> **Gösterilen Metin**
__________________________________________________

"Bir Devrin Son Sultanı II. Abdülhamid"

Marmara Üniversitesi Fen - Edebiyat Fakültesi Tarih Bölümü Öğretim Üyesi Prof

Editör: Aliağa Medya
30 Mart 2018 - 20:39

Marmara Üniversitesi Fen - Edebiyat Fakültesi Tarih Bölümü Öğretim Üyesi Prof. Dr. Vahdettin Engin, İzmir Kâtip Çelebi Üniversitesi Sosyal ve Beşeri Bilimler Fakültesi ve Tarih Kültür Topluluğu tarafından düzenlenen konferansa konuşmacı olarak katıldı.


Prof. Dr. Vahdettin Engin ile eşi emekli tarih öğretmeni Emel Engin, “Evimizde Tarih” konseptini “Bir Devrin Son Sultanı II. Abdülhamid” başlıklı konferans ile İKÇÜ’lülerle paylaştı.


Moderatörlüğünü Emel Engin’in üstlendiği konferansta Prof. Dr. Engin, II. Abdülhamid dönemiyle ilgili önemli açıklamalarda bulundu.


Konferansı Rektör Yardımcısı, Sosyal ve Beşeri Bilimler Fakültesi Dekanı Prof. Dr. Turan Gökçe, Rektör Yardımcısı Prof. Dr. Saffet Köse, Turizm Fakültesi Dekanı Prof. Dr. Atilla Akbaba, İktisadi ve İdari Bilimler Fakültesi Dekanı Prof. Dr. Ertuğrul Deliktaş, akademisyenler ile çok sayıda öğrenci takip etti.


Konferansın açış konuşmasını gerçekleştiren Prof. Dr. Gökçe, II. Abdulhamid hakkında doğru bilgi edinmek için başvurulacak en önemli isim konumunda olan Prof. Dr. Vahdettin Engin’i İKÇÜ’de ağırlamaktan duyduğu memnuniyeti ifade etti. Prof. Dr. Gökçe,  “Hem Abdülhamid Dönemi öncesi, hem Abdülhamid dönemi, hem de sonrasını mukayese ettiğimizde daha çok bilgi edinme ihtiyacı hissediyoruz.  Prof. Dr. Vahdettin Engin Hocamızı dinleyerek Abdülhamid’i anlamak için önemli bir fırsat yakalamış oluyoruz. Eşi Emel Hanım da bir tarih öğretmenidir. Fiili öğretmenlik yıllarında bunu layıkıyla yaptığı gibi onun dışında gençlerimize yararlı olabilmek için bir konsept geliştirmiş, ‘evimizde tarih’ programlarını kayda alarak önemli bir hizmeti gerçekleştirmiştir.” diye konuştu.


Abdülhamid’in 33 yıllık iktidar döneminin geneline bakıldığında, bir başarı hikâyesinin görüldüğünü kaydeden Prof. Dr. Vahdettin Engin,  “33 yıllık bir iktidardan bahsediyoruz. 33 yıl az değildir, o yıllardaki icraatları önemsemek lazım. Bu icraatların günümüz Türkiye’sini de etkileyecek icraatlar olduğunu da bilmek lazım. İç politikada, dış politikada hayata geçirdiği uygulamalara baktığımızda gerçek bir başarı hikâyesi görüyoruz.” dedi.

__________________________________________________

> **Gösterilen Kayıtlar**
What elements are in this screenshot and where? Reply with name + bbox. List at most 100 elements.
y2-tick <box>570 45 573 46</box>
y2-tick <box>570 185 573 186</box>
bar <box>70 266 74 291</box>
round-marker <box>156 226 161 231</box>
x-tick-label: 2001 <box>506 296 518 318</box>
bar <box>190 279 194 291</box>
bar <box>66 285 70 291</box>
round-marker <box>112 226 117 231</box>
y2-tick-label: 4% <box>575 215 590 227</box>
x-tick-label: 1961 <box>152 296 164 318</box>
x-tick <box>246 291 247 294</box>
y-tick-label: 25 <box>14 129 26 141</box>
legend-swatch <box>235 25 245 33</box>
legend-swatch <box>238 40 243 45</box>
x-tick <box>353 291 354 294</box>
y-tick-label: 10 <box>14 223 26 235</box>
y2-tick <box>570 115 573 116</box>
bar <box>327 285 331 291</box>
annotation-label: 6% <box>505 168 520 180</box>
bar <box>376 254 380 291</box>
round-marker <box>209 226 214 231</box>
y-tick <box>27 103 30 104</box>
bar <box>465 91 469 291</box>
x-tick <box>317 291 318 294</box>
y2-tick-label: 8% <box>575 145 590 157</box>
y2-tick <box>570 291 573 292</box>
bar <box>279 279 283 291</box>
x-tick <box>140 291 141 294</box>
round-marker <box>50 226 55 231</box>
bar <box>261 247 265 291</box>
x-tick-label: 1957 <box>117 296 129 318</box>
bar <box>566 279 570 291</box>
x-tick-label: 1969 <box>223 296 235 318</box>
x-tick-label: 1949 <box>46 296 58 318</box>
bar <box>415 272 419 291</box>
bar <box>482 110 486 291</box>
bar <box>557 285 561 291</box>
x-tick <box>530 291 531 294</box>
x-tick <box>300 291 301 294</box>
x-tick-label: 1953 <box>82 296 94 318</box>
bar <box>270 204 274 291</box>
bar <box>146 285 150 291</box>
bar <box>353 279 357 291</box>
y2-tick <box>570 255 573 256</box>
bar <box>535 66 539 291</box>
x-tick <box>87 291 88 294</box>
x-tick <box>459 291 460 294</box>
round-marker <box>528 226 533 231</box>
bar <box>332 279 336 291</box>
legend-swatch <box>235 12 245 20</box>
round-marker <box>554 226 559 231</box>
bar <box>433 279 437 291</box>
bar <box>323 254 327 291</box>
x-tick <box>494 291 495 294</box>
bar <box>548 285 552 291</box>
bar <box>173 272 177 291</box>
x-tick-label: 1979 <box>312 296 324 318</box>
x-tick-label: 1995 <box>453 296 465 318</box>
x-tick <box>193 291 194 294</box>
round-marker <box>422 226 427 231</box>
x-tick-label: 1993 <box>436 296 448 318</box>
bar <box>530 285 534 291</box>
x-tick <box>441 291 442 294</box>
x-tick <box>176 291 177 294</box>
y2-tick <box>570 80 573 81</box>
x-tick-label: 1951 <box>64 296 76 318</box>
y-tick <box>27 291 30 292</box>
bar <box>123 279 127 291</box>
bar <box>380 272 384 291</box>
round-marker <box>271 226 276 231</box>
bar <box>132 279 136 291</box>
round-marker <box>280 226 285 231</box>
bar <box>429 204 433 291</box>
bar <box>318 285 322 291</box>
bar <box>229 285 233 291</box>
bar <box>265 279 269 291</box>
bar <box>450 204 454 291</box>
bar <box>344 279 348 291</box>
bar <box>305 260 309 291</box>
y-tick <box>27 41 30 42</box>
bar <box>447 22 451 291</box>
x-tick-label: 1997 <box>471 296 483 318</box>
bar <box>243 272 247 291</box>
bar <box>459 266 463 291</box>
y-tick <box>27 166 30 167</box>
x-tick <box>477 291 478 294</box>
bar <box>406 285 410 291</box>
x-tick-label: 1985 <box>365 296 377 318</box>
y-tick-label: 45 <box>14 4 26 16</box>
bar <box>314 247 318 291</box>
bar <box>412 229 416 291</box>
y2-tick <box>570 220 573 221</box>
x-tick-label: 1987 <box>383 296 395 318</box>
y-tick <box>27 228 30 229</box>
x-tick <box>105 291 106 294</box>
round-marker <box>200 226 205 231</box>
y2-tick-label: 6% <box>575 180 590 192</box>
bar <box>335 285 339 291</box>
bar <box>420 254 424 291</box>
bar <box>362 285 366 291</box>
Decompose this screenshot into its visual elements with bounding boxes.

__________________________________________________

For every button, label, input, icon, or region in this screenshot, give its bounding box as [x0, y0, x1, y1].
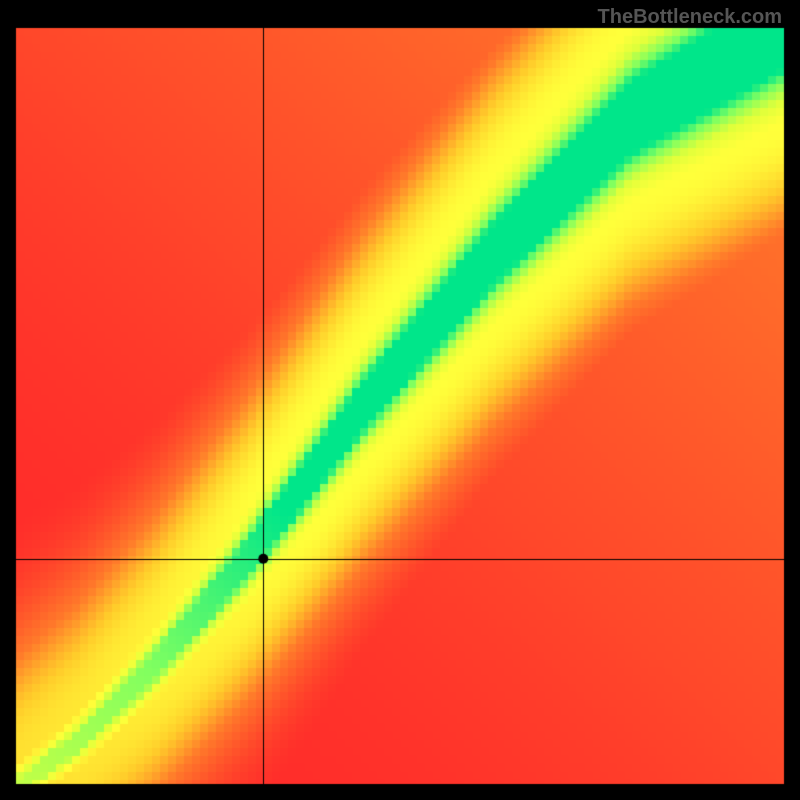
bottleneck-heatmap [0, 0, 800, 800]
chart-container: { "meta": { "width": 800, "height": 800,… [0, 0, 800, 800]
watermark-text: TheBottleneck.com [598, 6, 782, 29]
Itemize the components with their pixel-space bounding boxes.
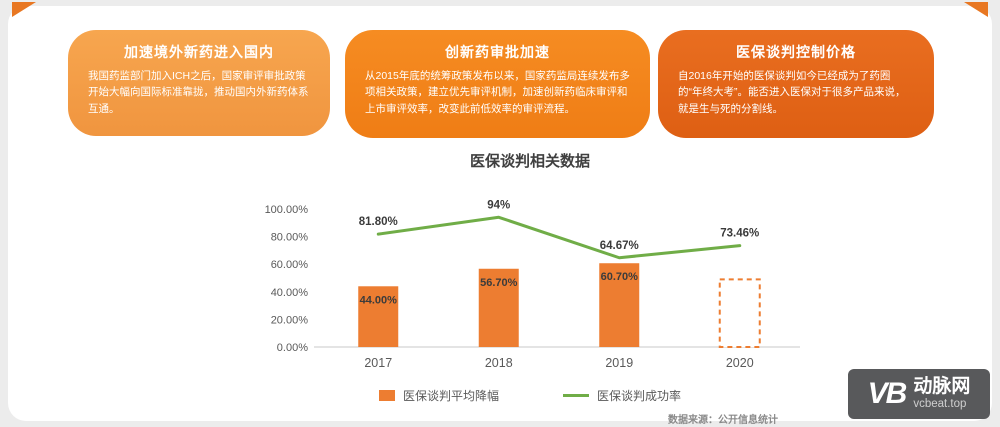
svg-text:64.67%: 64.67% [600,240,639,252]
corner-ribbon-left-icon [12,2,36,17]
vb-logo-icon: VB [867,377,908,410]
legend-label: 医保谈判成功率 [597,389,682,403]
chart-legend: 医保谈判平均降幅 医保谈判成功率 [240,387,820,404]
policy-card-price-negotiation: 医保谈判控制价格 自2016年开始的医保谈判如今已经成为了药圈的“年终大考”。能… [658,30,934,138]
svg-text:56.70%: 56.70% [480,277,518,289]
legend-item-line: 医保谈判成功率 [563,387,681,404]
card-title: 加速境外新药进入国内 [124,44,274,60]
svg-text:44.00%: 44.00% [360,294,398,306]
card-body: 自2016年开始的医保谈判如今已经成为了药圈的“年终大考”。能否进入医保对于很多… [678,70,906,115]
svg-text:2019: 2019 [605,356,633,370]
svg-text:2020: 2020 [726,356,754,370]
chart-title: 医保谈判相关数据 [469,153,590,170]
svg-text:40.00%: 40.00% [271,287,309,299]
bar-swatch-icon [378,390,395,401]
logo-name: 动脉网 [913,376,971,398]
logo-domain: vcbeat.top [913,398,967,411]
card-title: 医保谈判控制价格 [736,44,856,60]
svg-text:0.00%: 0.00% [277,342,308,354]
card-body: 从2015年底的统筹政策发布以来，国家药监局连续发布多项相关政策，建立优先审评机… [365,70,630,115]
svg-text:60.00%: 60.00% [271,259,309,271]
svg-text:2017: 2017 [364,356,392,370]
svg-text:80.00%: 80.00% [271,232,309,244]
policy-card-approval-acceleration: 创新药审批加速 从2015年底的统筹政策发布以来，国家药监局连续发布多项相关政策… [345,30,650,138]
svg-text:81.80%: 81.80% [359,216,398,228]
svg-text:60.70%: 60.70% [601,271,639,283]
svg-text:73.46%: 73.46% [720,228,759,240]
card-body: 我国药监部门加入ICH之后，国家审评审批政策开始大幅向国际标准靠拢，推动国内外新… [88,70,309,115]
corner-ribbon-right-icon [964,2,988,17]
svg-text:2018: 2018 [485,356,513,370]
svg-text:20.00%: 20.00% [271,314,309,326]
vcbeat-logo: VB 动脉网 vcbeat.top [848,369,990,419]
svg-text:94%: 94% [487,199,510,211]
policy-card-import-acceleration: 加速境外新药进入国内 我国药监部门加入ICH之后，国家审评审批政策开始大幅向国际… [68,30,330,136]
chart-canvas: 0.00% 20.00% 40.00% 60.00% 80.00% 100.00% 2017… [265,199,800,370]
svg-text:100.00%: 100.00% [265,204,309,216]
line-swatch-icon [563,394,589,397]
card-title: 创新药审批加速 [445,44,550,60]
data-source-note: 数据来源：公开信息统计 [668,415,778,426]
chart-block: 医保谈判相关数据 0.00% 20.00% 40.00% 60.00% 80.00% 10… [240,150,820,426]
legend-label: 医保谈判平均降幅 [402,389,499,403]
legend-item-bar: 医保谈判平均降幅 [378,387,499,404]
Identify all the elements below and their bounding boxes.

__________________________________________________

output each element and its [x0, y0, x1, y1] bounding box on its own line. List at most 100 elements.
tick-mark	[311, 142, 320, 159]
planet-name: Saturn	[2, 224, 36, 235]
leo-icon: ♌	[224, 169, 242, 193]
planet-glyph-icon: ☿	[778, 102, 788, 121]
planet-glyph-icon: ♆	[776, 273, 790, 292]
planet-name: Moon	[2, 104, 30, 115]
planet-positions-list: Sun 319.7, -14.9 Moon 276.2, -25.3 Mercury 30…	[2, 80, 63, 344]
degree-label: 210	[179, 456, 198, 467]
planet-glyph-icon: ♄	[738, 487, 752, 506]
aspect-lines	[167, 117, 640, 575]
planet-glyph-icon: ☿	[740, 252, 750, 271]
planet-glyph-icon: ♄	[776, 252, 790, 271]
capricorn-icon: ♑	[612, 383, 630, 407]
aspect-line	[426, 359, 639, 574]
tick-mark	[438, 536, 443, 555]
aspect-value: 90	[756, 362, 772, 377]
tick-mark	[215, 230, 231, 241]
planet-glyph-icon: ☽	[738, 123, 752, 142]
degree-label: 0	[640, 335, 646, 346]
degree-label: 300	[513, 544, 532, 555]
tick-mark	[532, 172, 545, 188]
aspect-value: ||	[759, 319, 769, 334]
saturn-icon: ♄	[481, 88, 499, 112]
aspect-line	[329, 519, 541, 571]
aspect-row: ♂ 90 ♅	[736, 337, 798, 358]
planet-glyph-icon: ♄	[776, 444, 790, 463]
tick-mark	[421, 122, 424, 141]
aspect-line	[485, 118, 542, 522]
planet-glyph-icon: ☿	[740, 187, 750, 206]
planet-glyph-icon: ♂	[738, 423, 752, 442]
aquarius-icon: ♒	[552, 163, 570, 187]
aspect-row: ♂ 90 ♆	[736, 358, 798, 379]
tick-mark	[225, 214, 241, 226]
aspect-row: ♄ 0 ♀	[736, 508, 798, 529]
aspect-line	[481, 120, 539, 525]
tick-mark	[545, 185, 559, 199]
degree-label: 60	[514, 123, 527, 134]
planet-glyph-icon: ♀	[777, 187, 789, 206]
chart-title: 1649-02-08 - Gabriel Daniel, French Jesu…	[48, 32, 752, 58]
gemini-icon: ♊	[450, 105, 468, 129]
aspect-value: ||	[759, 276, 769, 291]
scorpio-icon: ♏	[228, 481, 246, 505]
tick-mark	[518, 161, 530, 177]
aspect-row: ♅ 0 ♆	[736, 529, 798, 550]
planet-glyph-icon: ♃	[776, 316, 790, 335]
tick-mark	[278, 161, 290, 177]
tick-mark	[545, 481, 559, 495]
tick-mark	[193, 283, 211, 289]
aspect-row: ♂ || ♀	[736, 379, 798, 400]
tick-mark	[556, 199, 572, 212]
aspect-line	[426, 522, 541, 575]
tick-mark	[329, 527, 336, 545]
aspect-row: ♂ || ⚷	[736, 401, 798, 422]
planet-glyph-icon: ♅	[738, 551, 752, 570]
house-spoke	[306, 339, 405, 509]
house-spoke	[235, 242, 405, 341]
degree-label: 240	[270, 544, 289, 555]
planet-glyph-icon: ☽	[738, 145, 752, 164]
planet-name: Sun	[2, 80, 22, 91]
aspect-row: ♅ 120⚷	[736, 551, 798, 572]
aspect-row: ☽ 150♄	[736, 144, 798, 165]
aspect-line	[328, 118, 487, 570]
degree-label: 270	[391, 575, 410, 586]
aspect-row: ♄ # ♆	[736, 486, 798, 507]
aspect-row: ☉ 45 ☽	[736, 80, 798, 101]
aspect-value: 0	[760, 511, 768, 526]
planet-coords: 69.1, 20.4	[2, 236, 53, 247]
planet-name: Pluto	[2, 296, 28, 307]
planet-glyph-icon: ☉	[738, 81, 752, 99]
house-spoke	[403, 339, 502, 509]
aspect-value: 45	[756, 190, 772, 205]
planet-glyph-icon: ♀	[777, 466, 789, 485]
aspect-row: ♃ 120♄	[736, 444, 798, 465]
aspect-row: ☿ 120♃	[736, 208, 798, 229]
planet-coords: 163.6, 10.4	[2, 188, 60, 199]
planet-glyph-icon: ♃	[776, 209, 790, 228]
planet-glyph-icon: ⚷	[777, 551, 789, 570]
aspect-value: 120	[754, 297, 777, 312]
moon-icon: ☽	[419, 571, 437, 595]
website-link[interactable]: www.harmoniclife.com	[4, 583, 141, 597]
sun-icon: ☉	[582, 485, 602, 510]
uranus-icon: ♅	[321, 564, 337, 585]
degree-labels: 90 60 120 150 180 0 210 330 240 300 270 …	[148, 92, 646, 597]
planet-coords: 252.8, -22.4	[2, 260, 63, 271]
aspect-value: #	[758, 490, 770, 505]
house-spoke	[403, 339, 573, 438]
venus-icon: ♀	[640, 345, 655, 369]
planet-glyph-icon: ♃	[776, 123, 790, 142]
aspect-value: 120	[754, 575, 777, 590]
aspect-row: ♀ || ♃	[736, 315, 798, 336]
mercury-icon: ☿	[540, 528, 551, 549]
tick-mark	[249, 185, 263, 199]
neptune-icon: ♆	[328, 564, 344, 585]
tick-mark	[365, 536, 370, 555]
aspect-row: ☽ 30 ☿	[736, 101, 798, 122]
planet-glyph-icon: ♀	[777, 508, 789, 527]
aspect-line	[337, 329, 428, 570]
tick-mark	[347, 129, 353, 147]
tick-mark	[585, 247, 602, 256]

__________________________________________________

> **Görevler**
**A)** II. Abdülhamid konferansına ilişkin haberin şu ifadelerle örtüşüp örtüşmediğini her biri için evet ya da hayır diyerek belirtiniz ve kararı belirleyen sözleri haberden aynen aktarınız: (i) Konferansın moderatörlüğünü Emel Engin üstlenmiştir. (ii) Konferansın açış konuşmasını Prof. Dr. Saffet Köse yapmıştır. (iii) Prof. Dr. Vahdettin Engin, Abdülhamid'in iktidarının 33 yıl sürdüğünü belirtmiştir.
**B)** II. Abdülhamid konferansına ilişkin haberi, son cümlesinin ardından devam ettiriniz.

> **Alıştırma Sonuçları**
**A)**
(i) Evet: "Moderatörlüğünü Emel Engin’in üstlendiği konferansta"
(ii) Hayır: "Konferansın açış konuşmasını gerçekleştiren Prof. Dr. Gökçe"
(iii) Evet: "33 yıllık bir iktidardan bahsediyoruz."

**B)**
“Hiçbir zaman padişahlık beklentisi içinde olmamıştır.”


Uzun yıllar Kızıl Sultan, “Müstebid (Diktatör)”olarak adlandırılan bir bakış açısının kendisine yöneltilen yanlış bir tanımlama olduğunu belirten Prof. Dr. Engin, Abdulhamid’in hiçbir zaman padişahlık beklentisi içine giren bir şehzade olmadığını vurguladı. Prof. Dr. Engin,  “Sultan II. Abdülhamid hiç bir zaman padişahlık beklentisi içinde olmamıştır. Ticaretle uğraşan bir kişiydi, ata biniyor, yüzüyor, spor yapıyordu. Şehzadeliği döneminde aldığı maaşını iyi değerlendirmiştir. Başka şehzadeler maaşları yetiremez, sürekli borçlanırlardı. Şehzade Abdülhamid ise devletin verdiği maaşla geçindiği gibi, ticaretle uğraşır, para kazanırdı. Şehzadeliğinde böyle bir hayat tarzı vardı. Şartlar öyle bir gelişti ki; 1876 yılında peş peşe gelen hadiseler sebebiyle bir anda kendini padişah olarak buldu.”diye konuştu.


Tahta çıktığı dönemin hem ekonomik yapısı hem de siyasi zorluklarına işaret eden Emel Engin’in, “Tahta çıktığından bir yıl sonra 93 Harbi ile karşı karşıya kalıyor, 1 yıl öncesinde de iflas etmiş bir maliye var. Devleti kısa süre de toparlayabildi mi, başarılı olabildi mi? sorusunu Prof. Dr. Vahdettin Engin şöyle cevapladı:


“Burada Abdülhamid’in şehzadeliğinde edindiği tecrübelerin işe yaradığını görüyoruz. İflas etmiş bir ülke var. Kırım Savaşından itibaren borç alan bir Osmanlı Devleti’ni görüyoruz. Diğer taraftan kapıya kadar dayanmış bir Osmanlı-Rus Savaşı var. Tahta çıktığında ülke siyasi, iktisadi ve askeri bakımından uçurumda. Abdülhamid genç, tecrübesiz olmasına rağmen ülkeyi düzlüğe çıkarmıştır” dedi.


“Uluslararası ilişkiler de hep kendinize yontamazsınız.”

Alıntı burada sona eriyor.